— start TEXT —

This repo contains self-implemented classes for calculating ML features of materials and molecules. At the moment, only the following features are implemented:

  • Revised Autocorrelation (RAC) features

Installation

To install the package, clone the repository and run the following command in the root directory:

pip install .

Usage

Revised Autocorrelation (RAC) features

RAC features are implemented based on the following paper: https://pubs.acs.org/doi/full/10.1021/acs.jpca.7b08750. Please credit the authors and this Github repo if you use this implementation.

RAC features map a molecular graph to a numerical vector. They are great if you need a numerical representation of a molecular graph for a machine learning model like a Random Forest. They work similar to a Graph Neural Network, but they don't train any weights and instead just sum all values, which makes them much simpler to use. They return a feature vector which can be used for example for scikit-learn machine learning models. Importantly, the current implementation does not support user-defined node properties or bond properties, but it would be possible to implement them if necessary.

The representation takes into account the connectivity (bonds) between the atoms and the atom types of each atom. The RAC features here use multiple atomic properties such as electronegativity, atomic number, and atomic mass to calculate the autocorrelation of a graph. The RAC features are calculated up to a certain depth (e.g. 4 as a good default), which is a hyperparameter that can be set by the user. The RAC features are calculated for each depth and for each atomic property. In order to normalize the RAC features so that they have the same length no matter the number of nodes in the graph, 4 different statistical measures are applied to each atomic property, sum, std, min and max. The original implementation in the paper above uses only the sum, this was generalized here. The RAC features are calculated for the following atomic properties:

  • electronegativity
  • row
  • group
  • atomic_mass
  • electron_affinity
  • min_oxidation_state
  • max_oxidation_state
  • ionization_energy
  • nuclear_charge
  • ident
  • topology
  • size

The following code snippet demonstrates how to calculate RAC features for a CH molecule:

    import networkx as nx
    from MLFeatures4Materials.features.rac import RAC
    # Example graph:
    G = nx.Graph()

— end TEXT —
— start PROVIDED MATERIAL —

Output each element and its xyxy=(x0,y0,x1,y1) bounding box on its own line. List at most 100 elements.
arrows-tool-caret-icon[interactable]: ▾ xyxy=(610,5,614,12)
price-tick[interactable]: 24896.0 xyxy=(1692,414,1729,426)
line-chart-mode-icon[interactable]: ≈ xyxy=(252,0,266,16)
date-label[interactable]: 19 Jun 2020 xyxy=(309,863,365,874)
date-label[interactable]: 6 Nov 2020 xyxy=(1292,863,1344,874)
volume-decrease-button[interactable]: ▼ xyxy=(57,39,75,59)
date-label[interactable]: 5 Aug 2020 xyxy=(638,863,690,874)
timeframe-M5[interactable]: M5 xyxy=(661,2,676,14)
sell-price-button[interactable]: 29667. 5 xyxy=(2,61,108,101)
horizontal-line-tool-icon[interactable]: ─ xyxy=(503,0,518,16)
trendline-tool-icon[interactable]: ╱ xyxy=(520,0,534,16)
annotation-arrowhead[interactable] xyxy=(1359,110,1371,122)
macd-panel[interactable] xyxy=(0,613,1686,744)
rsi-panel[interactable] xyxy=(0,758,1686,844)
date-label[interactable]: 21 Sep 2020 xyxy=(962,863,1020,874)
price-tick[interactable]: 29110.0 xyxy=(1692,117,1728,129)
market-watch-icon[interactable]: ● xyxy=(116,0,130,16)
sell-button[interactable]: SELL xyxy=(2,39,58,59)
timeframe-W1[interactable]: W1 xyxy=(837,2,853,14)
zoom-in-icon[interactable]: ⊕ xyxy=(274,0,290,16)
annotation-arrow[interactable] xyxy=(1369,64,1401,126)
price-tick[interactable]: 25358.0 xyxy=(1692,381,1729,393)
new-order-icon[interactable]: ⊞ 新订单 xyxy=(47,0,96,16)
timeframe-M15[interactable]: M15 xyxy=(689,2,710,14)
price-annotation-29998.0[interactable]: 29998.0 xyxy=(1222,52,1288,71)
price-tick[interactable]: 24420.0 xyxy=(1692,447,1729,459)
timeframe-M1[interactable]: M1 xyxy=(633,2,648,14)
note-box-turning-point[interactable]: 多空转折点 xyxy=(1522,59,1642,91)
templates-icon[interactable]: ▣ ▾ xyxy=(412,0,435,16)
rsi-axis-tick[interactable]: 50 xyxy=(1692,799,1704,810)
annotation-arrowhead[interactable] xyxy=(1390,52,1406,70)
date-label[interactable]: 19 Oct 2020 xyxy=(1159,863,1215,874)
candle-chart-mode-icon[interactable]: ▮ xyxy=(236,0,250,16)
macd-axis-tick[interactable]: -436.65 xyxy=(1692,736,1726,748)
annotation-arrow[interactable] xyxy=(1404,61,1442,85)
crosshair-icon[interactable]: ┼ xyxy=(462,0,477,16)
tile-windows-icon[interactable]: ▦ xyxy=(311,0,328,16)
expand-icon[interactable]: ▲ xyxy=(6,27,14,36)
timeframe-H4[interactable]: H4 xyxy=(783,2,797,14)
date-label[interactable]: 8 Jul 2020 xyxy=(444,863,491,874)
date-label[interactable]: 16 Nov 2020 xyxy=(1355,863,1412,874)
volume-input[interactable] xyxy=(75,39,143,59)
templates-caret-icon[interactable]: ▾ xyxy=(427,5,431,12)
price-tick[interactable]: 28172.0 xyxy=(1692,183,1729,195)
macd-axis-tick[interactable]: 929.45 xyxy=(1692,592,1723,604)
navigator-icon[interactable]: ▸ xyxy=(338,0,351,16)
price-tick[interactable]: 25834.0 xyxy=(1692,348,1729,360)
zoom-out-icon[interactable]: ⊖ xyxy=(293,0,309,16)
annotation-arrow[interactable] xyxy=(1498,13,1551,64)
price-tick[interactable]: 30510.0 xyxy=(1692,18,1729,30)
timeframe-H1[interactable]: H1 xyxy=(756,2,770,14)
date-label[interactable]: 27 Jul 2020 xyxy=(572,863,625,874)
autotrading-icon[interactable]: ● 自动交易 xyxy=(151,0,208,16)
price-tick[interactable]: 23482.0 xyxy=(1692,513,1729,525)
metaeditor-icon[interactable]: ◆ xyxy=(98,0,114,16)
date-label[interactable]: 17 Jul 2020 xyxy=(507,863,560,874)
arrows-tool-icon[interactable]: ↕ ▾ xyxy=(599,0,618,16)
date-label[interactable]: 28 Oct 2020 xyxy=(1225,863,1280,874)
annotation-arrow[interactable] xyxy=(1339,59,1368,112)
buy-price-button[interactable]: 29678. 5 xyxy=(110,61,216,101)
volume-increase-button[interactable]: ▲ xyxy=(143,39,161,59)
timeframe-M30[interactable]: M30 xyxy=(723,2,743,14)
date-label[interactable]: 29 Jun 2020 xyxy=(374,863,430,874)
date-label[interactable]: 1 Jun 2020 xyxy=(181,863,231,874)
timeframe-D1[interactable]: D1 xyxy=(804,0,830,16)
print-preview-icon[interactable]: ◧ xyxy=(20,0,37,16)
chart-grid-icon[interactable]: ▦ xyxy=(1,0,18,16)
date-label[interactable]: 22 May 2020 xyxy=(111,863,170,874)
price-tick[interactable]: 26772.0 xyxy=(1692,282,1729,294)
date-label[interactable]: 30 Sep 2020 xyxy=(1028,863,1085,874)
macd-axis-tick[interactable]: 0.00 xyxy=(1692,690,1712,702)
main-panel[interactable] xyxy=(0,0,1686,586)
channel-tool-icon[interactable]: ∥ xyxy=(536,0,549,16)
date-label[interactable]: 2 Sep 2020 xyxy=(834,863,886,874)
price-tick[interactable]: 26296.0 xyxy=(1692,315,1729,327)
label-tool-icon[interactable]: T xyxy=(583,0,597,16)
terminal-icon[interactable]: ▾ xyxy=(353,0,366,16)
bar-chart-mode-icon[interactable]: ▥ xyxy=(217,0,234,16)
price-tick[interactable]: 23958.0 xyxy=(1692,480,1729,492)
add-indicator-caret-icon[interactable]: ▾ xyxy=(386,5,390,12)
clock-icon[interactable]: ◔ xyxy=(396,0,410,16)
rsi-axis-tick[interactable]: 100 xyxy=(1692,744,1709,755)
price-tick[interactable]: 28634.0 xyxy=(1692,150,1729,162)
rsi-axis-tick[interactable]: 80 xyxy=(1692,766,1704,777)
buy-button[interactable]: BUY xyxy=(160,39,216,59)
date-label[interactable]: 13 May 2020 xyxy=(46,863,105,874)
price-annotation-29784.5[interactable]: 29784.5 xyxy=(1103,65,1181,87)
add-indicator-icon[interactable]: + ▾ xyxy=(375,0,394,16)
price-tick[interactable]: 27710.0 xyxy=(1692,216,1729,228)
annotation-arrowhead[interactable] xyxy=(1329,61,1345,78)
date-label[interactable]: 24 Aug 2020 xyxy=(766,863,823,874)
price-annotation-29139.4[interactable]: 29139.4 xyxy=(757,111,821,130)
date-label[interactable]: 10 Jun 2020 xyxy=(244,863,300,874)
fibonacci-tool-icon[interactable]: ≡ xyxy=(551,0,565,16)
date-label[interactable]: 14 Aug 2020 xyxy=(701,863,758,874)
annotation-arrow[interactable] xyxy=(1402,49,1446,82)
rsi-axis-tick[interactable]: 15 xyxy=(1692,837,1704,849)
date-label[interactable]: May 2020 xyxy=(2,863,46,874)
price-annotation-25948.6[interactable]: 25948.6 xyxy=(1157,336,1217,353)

— end PROVIDED MATERIAL —

(GOALS):
(1) Return the portion of the README from "pip install ." to "use this implementation.", copied word for word.
(2) According to the README, which four statistical measures are applied to each atomic property to normalize the RAC features?
None of the items is needed for this work.

(EXPECTED ANSWERS):
(1)
pip install .

Usage

Revised Autocorrelation (RAC) features

RAC features are implemented based on the following paper: https://pubs.acs.org/doi/full/10.1021/acs.jpca.7b08750. Please credit the authors and this Github repo if you use this implementation.

(2) Sum, std, min, and max.